Dataset rows about figures -
━━━━
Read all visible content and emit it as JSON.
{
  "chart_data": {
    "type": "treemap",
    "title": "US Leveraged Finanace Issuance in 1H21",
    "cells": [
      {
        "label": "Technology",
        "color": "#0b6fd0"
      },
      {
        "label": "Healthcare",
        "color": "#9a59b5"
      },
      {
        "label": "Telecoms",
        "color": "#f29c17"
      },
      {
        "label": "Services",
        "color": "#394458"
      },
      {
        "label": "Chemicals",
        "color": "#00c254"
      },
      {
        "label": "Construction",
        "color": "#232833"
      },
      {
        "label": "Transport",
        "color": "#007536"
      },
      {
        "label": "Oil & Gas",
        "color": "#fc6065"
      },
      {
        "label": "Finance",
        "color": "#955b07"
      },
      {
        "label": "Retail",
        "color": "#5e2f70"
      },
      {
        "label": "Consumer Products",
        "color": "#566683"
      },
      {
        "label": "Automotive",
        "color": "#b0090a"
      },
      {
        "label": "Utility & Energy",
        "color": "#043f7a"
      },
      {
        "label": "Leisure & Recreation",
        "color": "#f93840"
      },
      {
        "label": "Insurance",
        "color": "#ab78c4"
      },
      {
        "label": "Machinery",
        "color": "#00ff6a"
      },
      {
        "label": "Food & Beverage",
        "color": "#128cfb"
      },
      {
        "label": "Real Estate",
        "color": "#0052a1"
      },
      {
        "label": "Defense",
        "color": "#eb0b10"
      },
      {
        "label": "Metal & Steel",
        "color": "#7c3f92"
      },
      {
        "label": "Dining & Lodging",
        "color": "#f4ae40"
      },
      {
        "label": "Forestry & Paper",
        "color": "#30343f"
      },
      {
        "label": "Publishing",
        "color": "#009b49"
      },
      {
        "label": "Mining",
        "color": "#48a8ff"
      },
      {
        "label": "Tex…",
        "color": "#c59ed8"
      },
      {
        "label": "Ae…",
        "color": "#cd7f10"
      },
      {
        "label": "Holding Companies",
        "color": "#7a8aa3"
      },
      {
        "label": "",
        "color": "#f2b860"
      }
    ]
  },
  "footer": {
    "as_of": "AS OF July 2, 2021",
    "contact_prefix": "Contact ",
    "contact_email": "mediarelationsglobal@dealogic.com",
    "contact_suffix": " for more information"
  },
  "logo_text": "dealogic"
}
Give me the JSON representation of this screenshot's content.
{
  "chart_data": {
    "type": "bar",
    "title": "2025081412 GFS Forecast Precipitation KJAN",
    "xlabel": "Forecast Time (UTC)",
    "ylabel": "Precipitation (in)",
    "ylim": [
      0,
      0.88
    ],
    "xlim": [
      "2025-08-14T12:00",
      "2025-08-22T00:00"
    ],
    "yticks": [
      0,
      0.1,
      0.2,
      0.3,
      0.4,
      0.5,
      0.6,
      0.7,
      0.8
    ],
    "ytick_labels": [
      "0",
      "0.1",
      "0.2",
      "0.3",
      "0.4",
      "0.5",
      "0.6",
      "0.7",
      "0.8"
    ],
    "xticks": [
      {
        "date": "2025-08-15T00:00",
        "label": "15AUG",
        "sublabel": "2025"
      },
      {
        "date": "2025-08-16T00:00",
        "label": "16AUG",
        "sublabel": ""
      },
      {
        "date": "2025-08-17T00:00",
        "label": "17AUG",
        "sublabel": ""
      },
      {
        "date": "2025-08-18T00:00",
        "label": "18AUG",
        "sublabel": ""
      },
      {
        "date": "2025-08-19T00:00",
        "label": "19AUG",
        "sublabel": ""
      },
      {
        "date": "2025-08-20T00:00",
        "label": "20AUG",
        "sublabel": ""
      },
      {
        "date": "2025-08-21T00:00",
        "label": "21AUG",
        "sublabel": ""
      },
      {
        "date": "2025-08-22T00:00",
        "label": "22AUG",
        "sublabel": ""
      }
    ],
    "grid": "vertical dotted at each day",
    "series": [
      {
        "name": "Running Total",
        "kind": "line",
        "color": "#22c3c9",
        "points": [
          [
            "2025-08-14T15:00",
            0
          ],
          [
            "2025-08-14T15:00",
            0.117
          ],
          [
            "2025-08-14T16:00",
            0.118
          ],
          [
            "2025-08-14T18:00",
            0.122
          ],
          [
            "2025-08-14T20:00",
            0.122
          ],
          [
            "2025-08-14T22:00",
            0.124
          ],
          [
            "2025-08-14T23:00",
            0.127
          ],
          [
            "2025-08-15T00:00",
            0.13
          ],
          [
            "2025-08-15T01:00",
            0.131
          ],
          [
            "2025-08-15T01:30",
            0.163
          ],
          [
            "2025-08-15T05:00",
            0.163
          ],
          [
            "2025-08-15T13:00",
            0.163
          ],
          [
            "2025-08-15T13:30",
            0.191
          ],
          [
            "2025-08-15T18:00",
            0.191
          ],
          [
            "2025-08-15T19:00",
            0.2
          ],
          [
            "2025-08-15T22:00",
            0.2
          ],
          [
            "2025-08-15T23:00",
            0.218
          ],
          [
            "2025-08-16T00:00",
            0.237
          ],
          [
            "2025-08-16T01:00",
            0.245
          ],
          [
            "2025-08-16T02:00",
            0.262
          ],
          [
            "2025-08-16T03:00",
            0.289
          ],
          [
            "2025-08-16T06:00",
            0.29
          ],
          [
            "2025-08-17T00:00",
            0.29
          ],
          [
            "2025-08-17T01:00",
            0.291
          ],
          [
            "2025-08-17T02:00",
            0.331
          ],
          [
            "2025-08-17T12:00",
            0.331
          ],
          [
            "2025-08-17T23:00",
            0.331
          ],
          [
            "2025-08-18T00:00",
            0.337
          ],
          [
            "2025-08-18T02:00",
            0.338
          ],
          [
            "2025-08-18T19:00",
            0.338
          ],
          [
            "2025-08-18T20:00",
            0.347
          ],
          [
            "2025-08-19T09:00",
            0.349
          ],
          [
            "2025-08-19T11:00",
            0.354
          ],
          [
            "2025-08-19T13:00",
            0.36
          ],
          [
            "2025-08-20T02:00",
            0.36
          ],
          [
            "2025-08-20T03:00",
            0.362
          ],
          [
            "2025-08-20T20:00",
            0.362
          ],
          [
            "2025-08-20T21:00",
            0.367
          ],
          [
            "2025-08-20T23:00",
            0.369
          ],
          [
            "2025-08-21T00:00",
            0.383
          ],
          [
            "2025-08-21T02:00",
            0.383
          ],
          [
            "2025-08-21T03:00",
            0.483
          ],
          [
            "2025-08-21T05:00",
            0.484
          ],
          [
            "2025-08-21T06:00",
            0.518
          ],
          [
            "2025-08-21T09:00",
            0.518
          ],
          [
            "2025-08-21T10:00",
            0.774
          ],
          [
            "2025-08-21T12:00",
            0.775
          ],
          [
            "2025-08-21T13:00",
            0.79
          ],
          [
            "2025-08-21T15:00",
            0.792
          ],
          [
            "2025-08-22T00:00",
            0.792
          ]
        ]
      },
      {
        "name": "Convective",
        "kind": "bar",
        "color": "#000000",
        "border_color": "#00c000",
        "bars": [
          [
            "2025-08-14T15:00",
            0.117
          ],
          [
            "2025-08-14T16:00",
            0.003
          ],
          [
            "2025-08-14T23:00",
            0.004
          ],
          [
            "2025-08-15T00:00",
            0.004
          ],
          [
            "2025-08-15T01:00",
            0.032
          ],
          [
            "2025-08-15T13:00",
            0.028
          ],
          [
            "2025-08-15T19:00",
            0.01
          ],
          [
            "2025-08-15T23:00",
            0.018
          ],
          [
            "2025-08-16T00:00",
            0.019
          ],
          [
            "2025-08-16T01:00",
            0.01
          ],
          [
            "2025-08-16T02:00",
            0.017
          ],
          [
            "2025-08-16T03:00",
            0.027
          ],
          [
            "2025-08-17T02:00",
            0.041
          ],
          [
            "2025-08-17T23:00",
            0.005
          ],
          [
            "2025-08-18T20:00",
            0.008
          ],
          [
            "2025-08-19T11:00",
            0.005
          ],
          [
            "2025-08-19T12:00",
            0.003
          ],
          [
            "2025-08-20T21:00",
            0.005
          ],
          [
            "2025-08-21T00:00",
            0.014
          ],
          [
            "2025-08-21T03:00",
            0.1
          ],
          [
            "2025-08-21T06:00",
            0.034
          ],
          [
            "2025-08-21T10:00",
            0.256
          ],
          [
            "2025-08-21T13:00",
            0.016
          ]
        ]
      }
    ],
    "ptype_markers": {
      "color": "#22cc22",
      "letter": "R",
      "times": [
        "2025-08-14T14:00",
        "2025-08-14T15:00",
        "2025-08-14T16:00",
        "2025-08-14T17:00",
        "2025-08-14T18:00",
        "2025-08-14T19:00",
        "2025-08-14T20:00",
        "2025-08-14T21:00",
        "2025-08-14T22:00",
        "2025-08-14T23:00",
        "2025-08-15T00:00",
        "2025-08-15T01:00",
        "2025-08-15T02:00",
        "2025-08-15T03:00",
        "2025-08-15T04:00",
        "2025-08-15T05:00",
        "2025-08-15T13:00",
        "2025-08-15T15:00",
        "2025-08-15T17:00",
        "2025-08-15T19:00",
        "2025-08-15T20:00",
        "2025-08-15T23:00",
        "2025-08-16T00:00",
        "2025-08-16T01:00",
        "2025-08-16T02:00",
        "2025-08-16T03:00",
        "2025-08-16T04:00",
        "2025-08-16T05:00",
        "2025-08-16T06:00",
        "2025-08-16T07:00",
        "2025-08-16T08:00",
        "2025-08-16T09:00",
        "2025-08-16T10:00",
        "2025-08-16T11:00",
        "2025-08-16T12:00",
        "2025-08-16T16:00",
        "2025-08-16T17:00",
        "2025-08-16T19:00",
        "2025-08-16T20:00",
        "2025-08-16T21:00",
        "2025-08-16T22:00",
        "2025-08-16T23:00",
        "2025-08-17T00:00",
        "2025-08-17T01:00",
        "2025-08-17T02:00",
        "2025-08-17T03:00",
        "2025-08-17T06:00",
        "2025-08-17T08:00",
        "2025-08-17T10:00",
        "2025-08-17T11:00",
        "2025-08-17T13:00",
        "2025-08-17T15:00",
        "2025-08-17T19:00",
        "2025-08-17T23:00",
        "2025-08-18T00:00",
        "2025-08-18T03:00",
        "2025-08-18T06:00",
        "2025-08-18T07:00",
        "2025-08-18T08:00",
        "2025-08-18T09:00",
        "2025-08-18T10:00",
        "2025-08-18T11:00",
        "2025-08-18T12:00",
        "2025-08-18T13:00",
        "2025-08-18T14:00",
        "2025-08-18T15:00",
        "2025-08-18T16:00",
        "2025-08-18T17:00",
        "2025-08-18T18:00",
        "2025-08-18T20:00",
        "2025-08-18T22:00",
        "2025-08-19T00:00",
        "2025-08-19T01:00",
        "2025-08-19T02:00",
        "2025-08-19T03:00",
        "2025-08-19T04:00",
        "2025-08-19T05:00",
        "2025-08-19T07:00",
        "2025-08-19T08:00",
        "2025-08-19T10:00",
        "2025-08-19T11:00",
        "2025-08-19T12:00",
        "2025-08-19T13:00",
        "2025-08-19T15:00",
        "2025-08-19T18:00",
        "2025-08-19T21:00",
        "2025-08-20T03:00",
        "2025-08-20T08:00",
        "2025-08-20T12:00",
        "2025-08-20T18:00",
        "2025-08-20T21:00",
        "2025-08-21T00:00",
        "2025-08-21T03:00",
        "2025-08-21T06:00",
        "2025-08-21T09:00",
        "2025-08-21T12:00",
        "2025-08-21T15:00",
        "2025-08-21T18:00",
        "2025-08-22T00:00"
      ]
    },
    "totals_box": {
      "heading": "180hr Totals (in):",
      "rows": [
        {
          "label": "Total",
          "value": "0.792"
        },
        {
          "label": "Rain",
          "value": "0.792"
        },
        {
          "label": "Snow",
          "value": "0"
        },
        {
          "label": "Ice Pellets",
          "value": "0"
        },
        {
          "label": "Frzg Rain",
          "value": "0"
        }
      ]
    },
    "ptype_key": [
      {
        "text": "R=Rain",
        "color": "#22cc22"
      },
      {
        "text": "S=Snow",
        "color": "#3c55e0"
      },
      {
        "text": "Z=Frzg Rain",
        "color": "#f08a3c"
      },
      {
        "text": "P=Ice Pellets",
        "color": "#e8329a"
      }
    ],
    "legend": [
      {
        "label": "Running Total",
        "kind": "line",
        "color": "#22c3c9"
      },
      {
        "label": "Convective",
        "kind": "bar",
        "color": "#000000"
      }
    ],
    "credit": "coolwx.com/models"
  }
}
━━━━
DESCRIPTION OF THE TASK -
Count the lines that hold the string "Forecast" and state that number alone.

RESPONSE BELOW -
2